## REQUEST
Below are some entries. Output each one exactly as it appears.

## DATA SUPPLIED

+ + + + +

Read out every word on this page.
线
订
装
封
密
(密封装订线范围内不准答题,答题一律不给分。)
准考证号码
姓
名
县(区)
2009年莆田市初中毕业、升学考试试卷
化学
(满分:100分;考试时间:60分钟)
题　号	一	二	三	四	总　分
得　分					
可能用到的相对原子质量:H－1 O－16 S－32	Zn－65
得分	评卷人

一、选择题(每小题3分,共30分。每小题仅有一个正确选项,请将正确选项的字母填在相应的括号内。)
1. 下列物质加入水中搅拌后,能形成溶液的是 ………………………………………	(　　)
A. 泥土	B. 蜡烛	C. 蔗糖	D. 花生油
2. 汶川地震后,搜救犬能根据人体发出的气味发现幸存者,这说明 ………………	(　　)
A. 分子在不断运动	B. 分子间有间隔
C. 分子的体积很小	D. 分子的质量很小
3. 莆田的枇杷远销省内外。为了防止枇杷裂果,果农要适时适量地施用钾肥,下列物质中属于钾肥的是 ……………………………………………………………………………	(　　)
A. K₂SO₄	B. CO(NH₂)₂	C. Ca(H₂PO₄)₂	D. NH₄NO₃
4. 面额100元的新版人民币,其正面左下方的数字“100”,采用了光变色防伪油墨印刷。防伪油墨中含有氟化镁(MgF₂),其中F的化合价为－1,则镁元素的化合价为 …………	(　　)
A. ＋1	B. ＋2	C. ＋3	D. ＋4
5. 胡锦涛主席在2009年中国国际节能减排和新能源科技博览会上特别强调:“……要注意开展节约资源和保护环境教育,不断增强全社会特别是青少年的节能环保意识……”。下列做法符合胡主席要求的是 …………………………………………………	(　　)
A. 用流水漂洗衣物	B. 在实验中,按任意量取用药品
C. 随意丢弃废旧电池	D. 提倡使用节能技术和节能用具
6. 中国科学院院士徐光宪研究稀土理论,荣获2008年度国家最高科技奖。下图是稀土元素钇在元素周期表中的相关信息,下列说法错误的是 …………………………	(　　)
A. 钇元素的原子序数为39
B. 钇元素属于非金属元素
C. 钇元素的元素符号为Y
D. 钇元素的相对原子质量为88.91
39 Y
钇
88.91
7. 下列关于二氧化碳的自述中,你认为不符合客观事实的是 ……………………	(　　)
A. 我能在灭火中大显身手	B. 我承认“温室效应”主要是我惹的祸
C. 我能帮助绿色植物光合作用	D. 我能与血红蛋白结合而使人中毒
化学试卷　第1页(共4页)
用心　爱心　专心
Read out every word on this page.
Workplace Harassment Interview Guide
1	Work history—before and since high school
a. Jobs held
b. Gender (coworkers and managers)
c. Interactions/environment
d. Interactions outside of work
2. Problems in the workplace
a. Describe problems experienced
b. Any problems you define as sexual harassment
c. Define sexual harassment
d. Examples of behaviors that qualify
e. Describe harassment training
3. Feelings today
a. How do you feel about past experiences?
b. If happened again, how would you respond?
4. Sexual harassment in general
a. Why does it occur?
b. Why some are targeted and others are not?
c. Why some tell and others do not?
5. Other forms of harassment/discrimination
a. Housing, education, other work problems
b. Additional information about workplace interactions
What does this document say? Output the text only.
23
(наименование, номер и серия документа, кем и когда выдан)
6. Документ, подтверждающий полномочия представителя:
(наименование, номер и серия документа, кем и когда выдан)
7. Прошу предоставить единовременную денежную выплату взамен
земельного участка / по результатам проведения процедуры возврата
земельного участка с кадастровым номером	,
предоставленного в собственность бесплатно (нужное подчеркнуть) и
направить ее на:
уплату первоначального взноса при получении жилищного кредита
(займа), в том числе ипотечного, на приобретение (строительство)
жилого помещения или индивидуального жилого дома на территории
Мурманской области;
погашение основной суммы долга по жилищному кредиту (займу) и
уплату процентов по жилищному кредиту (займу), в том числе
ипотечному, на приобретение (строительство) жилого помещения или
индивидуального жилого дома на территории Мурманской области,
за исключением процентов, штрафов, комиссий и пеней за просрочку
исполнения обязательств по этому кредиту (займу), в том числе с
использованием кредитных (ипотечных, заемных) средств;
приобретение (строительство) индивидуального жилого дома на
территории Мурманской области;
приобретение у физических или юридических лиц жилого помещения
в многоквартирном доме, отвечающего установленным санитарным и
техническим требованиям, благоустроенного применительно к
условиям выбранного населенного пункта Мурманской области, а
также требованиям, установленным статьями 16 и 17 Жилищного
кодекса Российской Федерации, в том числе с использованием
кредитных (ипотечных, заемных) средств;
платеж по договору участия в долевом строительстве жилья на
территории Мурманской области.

+ + + + +

## OUTPUT
Read out every word on this page.
线
订
装
封
密
(密封装订线范围内不准答题,答题一律不给分。)
准考证号码
姓
名
县(区)
2009年莆田市初中毕业、升学考试试卷
化学
(满分:100分;考试时间:60分钟)
题　号	一	二	三	四	总　分
得　分					
可能用到的相对原子质量:H－1 O－16 S－32	Zn－65
得分	评卷人

一、选择题(每小题3分,共30分。每小题仅有一个正确选项,请将正确选项的字母填在相应的括号内。)
1. 下列物质加入水中搅拌后,能形成溶液的是 ………………………………………	(　　)
A. 泥土	B. 蜡烛	C. 蔗糖	D. 花生油
2. 汶川地震后,搜救犬能根据人体发出的气味发现幸存者,这说明 ………………	(　　)
A. 分子在不断运动	B. 分子间有间隔
C. 分子的体积很小	D. 分子的质量很小
3. 莆田的枇杷远销省内外。为了防止枇杷裂果,果农要适时适量地施用钾肥,下列物质中属于钾肥的是 ……………………………………………………………………………	(　　)
A. K₂SO₄	B. CO(NH₂)₂	C. Ca(H₂PO₄)₂	D. NH₄NO₃
4. 面额100元的新版人民币,其正面左下方的数字“100”,采用了光变色防伪油墨印刷。防伪油墨中含有氟化镁(MgF₂),其中F的化合价为－1,则镁元素的化合价为 …………	(　　)
A. ＋1	B. ＋2	C. ＋3	D. ＋4
5. 胡锦涛主席在2009年中国国际节能减排和新能源科技博览会上特别强调:“……要注意开展节约资源和保护环境教育,不断增强全社会特别是青少年的节能环保意识……”。下列做法符合胡主席要求的是 …………………………………………………	(　　)
A. 用流水漂洗衣物	B. 在实验中,按任意量取用药品
C. 随意丢弃废旧电池	D. 提倡使用节能技术和节能用具
6. 中国科学院院士徐光宪研究稀土理论,荣获2008年度国家最高科技奖。下图是稀土元素钇在元素周期表中的相关信息,下列说法错误的是 …………………………	(　　)
A. 钇元素的原子序数为39
B. 钇元素属于非金属元素
C. 钇元素的元素符号为Y
D. 钇元素的相对原子质量为88.91
39 Y
钇
88.91
7. 下列关于二氧化碳的自述中,你认为不符合客观事实的是 ……………………	(　　)
A. 我能在灭火中大显身手	B. 我承认“温室效应”主要是我惹的祸
C. 我能帮助绿色植物光合作用	D. 我能与血红蛋白结合而使人中毒
化学试卷　第1页(共4页)
用心　爱心　专心
Read out every word on this page.
Workplace Harassment Interview Guide
1	Work history—before and since high school
a. Jobs held
b. Gender (coworkers and managers)
c. Interactions/environment
d. Interactions outside of work
2. Problems in the workplace
a. Describe problems experienced
b. Any problems you define as sexual harassment
c. Define sexual harassment
d. Examples of behaviors that qualify
e. Describe harassment training
3. Feelings today
a. How do you feel about past experiences?
b. If happened again, how would you respond?
4. Sexual harassment in general
a. Why does it occur?
b. Why some are targeted and others are not?
c. Why some tell and others do not?
5. Other forms of harassment/discrimination
a. Housing, education, other work problems
b. Additional information about workplace interactions
What does this document say? Output the text only.
23
(наименование, номер и серия документа, кем и когда выдан)
6. Документ, подтверждающий полномочия представителя:
(наименование, номер и серия документа, кем и когда выдан)
7. Прошу предоставить единовременную денежную выплату взамен
земельного участка / по результатам проведения процедуры возврата
земельного участка с кадастровым номером	,
предоставленного в собственность бесплатно (нужное подчеркнуть) и
направить ее на:
уплату первоначального взноса при получении жилищного кредита
(займа), в том числе ипотечного, на приобретение (строительство)
жилого помещения или индивидуального жилого дома на территории
Мурманской области;
погашение основной суммы долга по жилищному кредиту (займу) и
уплату процентов по жилищному кредиту (займу), в том числе
ипотечному, на приобретение (строительство) жилого помещения или
индивидуального жилого дома на территории Мурманской области,
за исключением процентов, штрафов, комиссий и пеней за просрочку
исполнения обязательств по этому кредиту (займу), в том числе с
использованием кредитных (ипотечных, заемных) средств;
приобретение (строительство) индивидуального жилого дома на
территории Мурманской области;
приобретение у физических или юридических лиц жилого помещения
в многоквартирном доме, отвечающего установленным санитарным и
техническим требованиям, благоустроенного применительно к
условиям выбранного населенного пункта Мурманской области, а
также требованиям, установленным статьями 16 и 17 Жилищного
кодекса Российской Федерации, в том числе с использованием
кредитных (ипотечных, заемных) средств;
платеж по договору участия в долевом строительстве жилья на
территории Мурманской области.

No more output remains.